**SHORT TASK:** Find and copy every line in the records that includes the string "ćwiczeń".

Dataset entries:
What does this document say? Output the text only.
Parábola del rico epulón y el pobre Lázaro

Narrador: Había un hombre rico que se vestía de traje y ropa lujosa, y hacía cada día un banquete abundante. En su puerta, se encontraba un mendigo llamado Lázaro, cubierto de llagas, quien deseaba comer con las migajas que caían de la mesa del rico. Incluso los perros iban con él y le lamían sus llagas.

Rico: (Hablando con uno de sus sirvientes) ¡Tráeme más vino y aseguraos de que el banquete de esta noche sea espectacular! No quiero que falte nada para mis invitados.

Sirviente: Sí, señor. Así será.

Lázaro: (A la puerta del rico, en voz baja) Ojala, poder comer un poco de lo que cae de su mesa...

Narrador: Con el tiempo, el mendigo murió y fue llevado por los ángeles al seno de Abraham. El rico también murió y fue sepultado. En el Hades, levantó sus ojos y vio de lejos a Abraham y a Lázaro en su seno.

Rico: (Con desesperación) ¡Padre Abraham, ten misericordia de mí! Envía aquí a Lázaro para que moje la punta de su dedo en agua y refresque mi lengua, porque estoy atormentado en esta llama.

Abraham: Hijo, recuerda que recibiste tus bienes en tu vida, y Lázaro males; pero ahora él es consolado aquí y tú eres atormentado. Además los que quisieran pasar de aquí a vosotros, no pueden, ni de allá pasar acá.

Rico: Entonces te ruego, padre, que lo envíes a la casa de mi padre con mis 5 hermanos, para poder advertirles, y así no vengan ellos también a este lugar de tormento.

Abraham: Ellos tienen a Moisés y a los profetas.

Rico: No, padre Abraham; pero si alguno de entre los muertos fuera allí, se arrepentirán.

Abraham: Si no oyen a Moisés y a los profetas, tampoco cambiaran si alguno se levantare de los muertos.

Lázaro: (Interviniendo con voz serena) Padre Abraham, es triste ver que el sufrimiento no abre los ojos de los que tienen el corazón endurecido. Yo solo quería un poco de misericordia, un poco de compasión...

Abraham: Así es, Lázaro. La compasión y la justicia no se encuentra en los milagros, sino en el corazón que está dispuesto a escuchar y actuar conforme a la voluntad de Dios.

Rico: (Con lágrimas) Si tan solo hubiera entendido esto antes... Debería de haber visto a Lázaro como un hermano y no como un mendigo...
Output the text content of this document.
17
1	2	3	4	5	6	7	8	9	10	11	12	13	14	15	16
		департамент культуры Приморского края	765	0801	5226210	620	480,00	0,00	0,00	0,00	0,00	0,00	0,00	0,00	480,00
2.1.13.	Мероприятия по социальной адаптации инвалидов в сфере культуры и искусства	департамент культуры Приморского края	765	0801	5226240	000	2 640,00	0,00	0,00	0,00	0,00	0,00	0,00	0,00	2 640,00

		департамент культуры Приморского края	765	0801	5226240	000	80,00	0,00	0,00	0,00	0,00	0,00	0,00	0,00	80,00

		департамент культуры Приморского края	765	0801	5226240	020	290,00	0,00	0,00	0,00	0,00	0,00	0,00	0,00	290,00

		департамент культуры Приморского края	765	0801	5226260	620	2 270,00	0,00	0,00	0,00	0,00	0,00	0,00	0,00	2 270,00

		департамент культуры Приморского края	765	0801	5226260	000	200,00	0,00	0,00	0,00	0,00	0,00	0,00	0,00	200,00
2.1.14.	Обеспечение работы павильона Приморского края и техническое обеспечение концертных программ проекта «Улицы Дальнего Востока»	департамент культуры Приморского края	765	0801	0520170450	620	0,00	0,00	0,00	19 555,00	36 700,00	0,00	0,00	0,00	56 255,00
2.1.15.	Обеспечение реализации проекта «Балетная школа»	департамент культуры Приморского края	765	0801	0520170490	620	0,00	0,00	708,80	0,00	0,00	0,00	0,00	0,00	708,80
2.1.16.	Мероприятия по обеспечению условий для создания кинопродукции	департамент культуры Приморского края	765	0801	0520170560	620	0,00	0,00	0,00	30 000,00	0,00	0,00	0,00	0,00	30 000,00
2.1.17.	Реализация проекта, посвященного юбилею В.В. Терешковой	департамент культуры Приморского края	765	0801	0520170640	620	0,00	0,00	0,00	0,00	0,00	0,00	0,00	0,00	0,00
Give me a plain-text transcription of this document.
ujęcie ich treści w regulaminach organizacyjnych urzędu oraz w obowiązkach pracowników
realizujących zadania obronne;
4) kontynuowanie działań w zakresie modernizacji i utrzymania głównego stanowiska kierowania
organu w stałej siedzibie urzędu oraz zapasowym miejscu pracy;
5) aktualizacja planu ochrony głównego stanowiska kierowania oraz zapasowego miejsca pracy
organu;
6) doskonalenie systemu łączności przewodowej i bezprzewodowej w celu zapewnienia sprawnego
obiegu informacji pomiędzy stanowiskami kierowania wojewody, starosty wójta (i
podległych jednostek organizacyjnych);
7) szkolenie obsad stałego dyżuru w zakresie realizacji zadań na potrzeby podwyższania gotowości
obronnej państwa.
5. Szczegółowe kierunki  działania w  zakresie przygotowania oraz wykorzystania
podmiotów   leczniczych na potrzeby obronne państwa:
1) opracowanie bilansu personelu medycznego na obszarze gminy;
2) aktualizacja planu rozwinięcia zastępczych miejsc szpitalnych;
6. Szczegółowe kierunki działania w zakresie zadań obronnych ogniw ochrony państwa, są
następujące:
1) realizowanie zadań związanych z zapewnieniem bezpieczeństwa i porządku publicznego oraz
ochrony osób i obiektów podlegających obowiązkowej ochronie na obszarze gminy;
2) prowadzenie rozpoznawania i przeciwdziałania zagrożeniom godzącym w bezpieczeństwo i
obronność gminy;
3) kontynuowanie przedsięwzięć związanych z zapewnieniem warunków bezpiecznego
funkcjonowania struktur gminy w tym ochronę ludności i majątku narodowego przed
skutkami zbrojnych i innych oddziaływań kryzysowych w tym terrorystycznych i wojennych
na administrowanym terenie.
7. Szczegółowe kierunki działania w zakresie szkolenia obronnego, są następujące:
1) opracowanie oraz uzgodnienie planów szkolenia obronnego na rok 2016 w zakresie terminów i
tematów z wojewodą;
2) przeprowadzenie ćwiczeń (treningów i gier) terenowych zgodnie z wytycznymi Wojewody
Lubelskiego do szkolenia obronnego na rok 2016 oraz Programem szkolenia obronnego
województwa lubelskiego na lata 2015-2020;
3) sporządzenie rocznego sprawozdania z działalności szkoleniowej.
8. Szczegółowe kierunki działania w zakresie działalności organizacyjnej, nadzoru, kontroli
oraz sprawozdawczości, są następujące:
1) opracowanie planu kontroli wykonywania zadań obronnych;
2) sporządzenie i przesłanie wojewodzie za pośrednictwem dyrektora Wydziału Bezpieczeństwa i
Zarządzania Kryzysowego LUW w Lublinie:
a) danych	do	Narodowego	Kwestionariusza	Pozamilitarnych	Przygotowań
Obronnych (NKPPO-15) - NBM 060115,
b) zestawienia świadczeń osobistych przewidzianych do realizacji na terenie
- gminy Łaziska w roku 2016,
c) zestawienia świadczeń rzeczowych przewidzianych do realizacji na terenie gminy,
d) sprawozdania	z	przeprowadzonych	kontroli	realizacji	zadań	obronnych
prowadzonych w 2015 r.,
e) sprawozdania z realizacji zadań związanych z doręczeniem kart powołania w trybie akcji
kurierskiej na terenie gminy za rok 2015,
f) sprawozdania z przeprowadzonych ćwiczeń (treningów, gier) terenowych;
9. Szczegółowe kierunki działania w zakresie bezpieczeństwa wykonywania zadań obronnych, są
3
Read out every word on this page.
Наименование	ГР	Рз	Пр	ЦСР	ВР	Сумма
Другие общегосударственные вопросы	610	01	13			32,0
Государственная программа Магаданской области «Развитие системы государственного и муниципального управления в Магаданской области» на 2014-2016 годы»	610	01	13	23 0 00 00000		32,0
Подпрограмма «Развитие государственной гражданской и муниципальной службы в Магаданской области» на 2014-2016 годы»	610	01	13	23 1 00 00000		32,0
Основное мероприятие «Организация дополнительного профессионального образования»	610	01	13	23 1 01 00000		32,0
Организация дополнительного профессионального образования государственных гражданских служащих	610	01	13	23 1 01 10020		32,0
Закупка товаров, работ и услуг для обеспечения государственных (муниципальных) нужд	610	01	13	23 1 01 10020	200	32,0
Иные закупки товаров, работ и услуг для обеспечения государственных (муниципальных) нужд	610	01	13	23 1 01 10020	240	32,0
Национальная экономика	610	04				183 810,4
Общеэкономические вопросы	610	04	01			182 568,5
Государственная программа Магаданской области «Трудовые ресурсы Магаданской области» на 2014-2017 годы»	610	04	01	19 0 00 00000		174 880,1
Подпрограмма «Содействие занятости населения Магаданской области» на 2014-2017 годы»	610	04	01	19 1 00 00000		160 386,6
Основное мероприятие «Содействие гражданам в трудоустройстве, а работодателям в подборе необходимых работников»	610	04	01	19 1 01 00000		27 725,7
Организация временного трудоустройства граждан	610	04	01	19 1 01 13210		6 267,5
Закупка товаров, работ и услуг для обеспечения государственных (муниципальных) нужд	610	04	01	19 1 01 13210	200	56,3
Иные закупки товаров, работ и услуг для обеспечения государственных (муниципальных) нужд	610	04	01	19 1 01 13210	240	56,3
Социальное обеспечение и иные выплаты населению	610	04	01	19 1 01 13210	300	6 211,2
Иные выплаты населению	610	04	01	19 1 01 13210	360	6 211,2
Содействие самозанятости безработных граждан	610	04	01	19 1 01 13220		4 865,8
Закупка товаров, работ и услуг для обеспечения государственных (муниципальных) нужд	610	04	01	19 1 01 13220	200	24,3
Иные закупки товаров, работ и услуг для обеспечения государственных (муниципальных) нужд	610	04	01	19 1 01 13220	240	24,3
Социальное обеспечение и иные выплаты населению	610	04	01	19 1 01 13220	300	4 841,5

**ANSWER TO THIS TASK:**
2) przeprowadzenie ćwiczeń (treningów i gier) terenowych zgodnie z wytycznymi Wojewody
f) sprawozdania z przeprowadzonych ćwiczeń (treningów, gier) terenowych;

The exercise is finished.